▶ Problem to work on:
Your task is to print all of the data word for word.

▶ Data supplied:
....
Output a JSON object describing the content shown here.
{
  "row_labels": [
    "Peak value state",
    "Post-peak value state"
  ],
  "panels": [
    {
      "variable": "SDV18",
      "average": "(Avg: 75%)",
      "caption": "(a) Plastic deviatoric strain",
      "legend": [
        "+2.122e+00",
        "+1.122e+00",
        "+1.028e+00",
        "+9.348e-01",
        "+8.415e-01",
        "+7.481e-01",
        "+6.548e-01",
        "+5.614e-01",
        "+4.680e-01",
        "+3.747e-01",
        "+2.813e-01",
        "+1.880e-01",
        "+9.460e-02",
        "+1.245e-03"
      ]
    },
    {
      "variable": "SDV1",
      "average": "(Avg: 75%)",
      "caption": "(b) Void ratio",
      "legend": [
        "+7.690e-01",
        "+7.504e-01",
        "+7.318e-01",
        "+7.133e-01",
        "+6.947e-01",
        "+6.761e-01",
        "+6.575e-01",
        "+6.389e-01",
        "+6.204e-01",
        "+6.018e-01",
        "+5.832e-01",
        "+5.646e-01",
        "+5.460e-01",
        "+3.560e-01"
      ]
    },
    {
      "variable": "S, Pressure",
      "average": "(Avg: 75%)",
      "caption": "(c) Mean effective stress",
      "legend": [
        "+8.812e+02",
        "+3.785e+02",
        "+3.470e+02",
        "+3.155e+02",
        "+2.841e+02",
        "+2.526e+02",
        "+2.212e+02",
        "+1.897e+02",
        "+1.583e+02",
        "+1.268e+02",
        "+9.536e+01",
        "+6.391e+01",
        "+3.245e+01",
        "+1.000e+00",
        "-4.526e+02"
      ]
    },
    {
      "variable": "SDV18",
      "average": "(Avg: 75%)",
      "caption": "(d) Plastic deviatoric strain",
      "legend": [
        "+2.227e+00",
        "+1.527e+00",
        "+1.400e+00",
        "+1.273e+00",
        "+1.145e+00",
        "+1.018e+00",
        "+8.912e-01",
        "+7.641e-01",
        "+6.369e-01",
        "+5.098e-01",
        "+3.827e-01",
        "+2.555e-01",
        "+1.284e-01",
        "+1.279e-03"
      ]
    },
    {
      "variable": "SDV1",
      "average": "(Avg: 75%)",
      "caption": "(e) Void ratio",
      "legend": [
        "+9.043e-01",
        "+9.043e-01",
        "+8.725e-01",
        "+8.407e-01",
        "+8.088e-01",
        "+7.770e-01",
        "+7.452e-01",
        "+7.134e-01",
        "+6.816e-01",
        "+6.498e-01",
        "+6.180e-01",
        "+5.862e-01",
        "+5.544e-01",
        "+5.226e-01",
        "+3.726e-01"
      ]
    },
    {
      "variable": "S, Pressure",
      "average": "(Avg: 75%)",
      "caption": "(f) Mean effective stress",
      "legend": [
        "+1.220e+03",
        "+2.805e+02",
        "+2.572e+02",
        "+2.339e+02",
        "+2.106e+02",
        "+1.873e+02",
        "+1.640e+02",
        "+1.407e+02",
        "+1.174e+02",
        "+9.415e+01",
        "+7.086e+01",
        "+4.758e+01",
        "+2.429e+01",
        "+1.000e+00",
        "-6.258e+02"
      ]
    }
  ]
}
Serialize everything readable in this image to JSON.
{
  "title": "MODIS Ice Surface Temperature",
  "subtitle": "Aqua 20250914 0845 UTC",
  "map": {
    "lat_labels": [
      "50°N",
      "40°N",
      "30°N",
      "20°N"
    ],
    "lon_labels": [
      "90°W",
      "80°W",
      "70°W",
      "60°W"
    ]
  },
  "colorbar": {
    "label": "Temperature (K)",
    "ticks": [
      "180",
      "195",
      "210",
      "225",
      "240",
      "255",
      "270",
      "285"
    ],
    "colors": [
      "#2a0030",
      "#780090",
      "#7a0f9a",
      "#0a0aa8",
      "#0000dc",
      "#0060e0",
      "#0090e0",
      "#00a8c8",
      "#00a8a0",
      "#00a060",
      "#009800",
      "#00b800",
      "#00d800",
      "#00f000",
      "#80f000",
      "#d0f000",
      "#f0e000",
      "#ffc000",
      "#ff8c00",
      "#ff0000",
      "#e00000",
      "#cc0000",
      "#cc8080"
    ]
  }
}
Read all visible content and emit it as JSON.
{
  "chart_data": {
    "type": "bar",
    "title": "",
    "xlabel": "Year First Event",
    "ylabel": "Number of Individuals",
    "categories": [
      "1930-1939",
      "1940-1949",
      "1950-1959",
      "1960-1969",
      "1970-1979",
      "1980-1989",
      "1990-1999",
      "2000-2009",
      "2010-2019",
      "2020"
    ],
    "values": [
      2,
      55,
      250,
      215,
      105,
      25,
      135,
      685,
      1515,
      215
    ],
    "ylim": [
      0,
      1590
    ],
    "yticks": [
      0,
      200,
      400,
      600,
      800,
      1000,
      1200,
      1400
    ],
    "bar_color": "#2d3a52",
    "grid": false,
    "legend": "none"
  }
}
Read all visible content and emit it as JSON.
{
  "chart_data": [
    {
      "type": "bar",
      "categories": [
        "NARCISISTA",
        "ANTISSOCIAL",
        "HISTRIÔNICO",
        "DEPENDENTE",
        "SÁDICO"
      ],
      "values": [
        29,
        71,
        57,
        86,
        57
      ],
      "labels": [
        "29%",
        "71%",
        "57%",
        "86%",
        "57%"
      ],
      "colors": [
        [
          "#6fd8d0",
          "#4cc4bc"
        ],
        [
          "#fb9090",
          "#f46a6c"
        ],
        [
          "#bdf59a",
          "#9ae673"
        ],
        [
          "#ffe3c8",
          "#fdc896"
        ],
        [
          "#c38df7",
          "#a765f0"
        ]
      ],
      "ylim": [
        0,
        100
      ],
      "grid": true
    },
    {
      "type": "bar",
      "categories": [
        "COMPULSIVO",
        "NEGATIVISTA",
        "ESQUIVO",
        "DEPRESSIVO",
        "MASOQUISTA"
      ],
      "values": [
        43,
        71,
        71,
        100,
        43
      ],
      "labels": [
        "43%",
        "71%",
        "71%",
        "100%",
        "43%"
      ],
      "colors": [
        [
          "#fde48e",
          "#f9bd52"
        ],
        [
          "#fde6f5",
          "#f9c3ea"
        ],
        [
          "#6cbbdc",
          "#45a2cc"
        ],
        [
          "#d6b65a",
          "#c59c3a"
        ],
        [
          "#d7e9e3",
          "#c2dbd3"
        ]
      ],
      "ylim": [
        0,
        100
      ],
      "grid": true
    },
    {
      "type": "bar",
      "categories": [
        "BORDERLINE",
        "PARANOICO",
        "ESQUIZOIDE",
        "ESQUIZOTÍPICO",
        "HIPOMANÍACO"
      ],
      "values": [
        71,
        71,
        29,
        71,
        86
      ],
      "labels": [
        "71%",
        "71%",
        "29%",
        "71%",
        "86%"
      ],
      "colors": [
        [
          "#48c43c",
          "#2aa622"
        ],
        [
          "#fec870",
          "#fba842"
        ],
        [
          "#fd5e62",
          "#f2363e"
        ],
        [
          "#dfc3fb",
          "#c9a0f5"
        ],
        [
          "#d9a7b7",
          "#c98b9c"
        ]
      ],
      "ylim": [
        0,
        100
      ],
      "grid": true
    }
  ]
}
....
▶ Right answer:
Output a JSON object describing the content shown here.
{
  "row_labels": [
    "Peak value state",
    "Post-peak value state"
  ],
  "panels": [
    {
      "variable": "SDV18",
      "average": "(Avg: 75%)",
      "caption": "(a) Plastic deviatoric strain",
      "legend": [
        "+2.122e+00",
        "+1.122e+00",
        "+1.028e+00",
        "+9.348e-01",
        "+8.415e-01",
        "+7.481e-01",
        "+6.548e-01",
        "+5.614e-01",
        "+4.680e-01",
        "+3.747e-01",
        "+2.813e-01",
        "+1.880e-01",
        "+9.460e-02",
        "+1.245e-03"
      ]
    },
    {
      "variable": "SDV1",
      "average": "(Avg: 75%)",
      "caption": "(b) Void ratio",
      "legend": [
        "+7.690e-01",
        "+7.504e-01",
        "+7.318e-01",
        "+7.133e-01",
        "+6.947e-01",
        "+6.761e-01",
        "+6.575e-01",
        "+6.389e-01",
        "+6.204e-01",
        "+6.018e-01",
        "+5.832e-01",
        "+5.646e-01",
        "+5.460e-01",
        "+3.560e-01"
      ]
    },
    {
      "variable": "S, Pressure",
      "average": "(Avg: 75%)",
      "caption": "(c) Mean effective stress",
      "legend": [
        "+8.812e+02",
        "+3.785e+02",
        "+3.470e+02",
        "+3.155e+02",
        "+2.841e+02",
        "+2.526e+02",
        "+2.212e+02",
        "+1.897e+02",
        "+1.583e+02",
        "+1.268e+02",
        "+9.536e+01",
        "+6.391e+01",
        "+3.245e+01",
        "+1.000e+00",
        "-4.526e+02"
      ]
    },
    {
      "variable": "SDV18",
      "average": "(Avg: 75%)",
      "caption": "(d) Plastic deviatoric strain",
      "legend": [
        "+2.227e+00",
        "+1.527e+00",
        "+1.400e+00",
        "+1.273e+00",
        "+1.145e+00",
        "+1.018e+00",
        "+8.912e-01",
        "+7.641e-01",
        "+6.369e-01",
        "+5.098e-01",
        "+3.827e-01",
        "+2.555e-01",
        "+1.284e-01",
        "+1.279e-03"
      ]
    },
    {
      "variable": "SDV1",
      "average": "(Avg: 75%)",
      "caption": "(e) Void ratio",
      "legend": [
        "+9.043e-01",
        "+9.043e-01",
        "+8.725e-01",
        "+8.407e-01",
        "+8.088e-01",
        "+7.770e-01",
        "+7.452e-01",
        "+7.134e-01",
        "+6.816e-01",
        "+6.498e-01",
        "+6.180e-01",
        "+5.862e-01",
        "+5.544e-01",
        "+5.226e-01",
        "+3.726e-01"
      ]
    },
    {
      "variable": "S, Pressure",
      "average": "(Avg: 75%)",
      "caption": "(f) Mean effective stress",
      "legend": [
        "+1.220e+03",
        "+2.805e+02",
        "+2.572e+02",
        "+2.339e+02",
        "+2.106e+02",
        "+1.873e+02",
        "+1.640e+02",
        "+1.407e+02",
        "+1.174e+02",
        "+9.415e+01",
        "+7.086e+01",
        "+4.758e+01",
        "+2.429e+01",
        "+1.000e+00",
        "-6.258e+02"
      ]
    }
  ]
}
Serialize everything readable in this image to JSON.
{
  "title": "MODIS Ice Surface Temperature",
  "subtitle": "Aqua 20250914 0845 UTC",
  "map": {
    "lat_labels": [
      "50°N",
      "40°N",
      "30°N",
      "20°N"
    ],
    "lon_labels": [
      "90°W",
      "80°W",
      "70°W",
      "60°W"
    ]
  },
  "colorbar": {
    "label": "Temperature (K)",
    "ticks": [
      "180",
      "195",
      "210",
      "225",
      "240",
      "255",
      "270",
      "285"
    ],
    "colors": [
      "#2a0030",
      "#780090",
      "#7a0f9a",
      "#0a0aa8",
      "#0000dc",
      "#0060e0",
      "#0090e0",
      "#00a8c8",
      "#00a8a0",
      "#00a060",
      "#009800",
      "#00b800",
      "#00d800",
      "#00f000",
      "#80f000",
      "#d0f000",
      "#f0e000",
      "#ffc000",
      "#ff8c00",
      "#ff0000",
      "#e00000",
      "#cc0000",
      "#cc8080"
    ]
  }
}
Read all visible content and emit it as JSON.
{
  "chart_data": {
    "type": "bar",
    "title": "",
    "xlabel": "Year First Event",
    "ylabel": "Number of Individuals",
    "categories": [
      "1930-1939",
      "1940-1949",
      "1950-1959",
      "1960-1969",
      "1970-1979",
      "1980-1989",
      "1990-1999",
      "2000-2009",
      "2010-2019",
      "2020"
    ],
    "values": [
      2,
      55,
      250,
      215,
      105,
      25,
      135,
      685,
      1515,
      215
    ],
    "ylim": [
      0,
      1590
    ],
    "yticks": [
      0,
      200,
      400,
      600,
      800,
      1000,
      1200,
      1400
    ],
    "bar_color": "#2d3a52",
    "grid": false,
    "legend": "none"
  }
}
Read all visible content and emit it as JSON.
{
  "chart_data": [
    {
      "type": "bar",
      "categories": [
        "NARCISISTA",
        "ANTISSOCIAL",
        "HISTRIÔNICO",
        "DEPENDENTE",
        "SÁDICO"
      ],
      "values": [
        29,
        71,
        57,
        86,
        57
      ],
      "labels": [
        "29%",
        "71%",
        "57%",
        "86%",
        "57%"
      ],
      "colors": [
        [
          "#6fd8d0",
          "#4cc4bc"
        ],
        [
          "#fb9090",
          "#f46a6c"
        ],
        [
          "#bdf59a",
          "#9ae673"
        ],
        [
          "#ffe3c8",
          "#fdc896"
        ],
        [
          "#c38df7",
          "#a765f0"
        ]
      ],
      "ylim": [
        0,
        100
      ],
      "grid": true
    },
    {
      "type": "bar",
      "categories": [
        "COMPULSIVO",
        "NEGATIVISTA",
        "ESQUIVO",
        "DEPRESSIVO",
        "MASOQUISTA"
      ],
      "values": [
        43,
        71,
        71,
        100,
        43
      ],
      "labels": [
        "43%",
        "71%",
        "71%",
        "100%",
        "43%"
      ],
      "colors": [
        [
          "#fde48e",
          "#f9bd52"
        ],
        [
          "#fde6f5",
          "#f9c3ea"
        ],
        [
          "#6cbbdc",
          "#45a2cc"
        ],
        [
          "#d6b65a",
          "#c59c3a"
        ],
        [
          "#d7e9e3",
          "#c2dbd3"
        ]
      ],
      "ylim": [
        0,
        100
      ],
      "grid": true
    },
    {
      "type": "bar",
      "categories": [
        "BORDERLINE",
        "PARANOICO",
        "ESQUIZOIDE",
        "ESQUIZOTÍPICO",
        "HIPOMANÍACO"
      ],
      "values": [
        71,
        71,
        29,
        71,
        86
      ],
      "labels": [
        "71%",
        "71%",
        "29%",
        "71%",
        "86%"
      ],
      "colors": [
        [
          "#48c43c",
          "#2aa622"
        ],
        [
          "#fec870",
          "#fba842"
        ],
        [
          "#fd5e62",
          "#f2363e"
        ],
        [
          "#dfc3fb",
          "#c9a0f5"
        ],
        [
          "#d9a7b7",
          "#c98b9c"
        ]
      ],
      "ylim": [
        0,
        100
      ],
      "grid": true
    }
  ]
}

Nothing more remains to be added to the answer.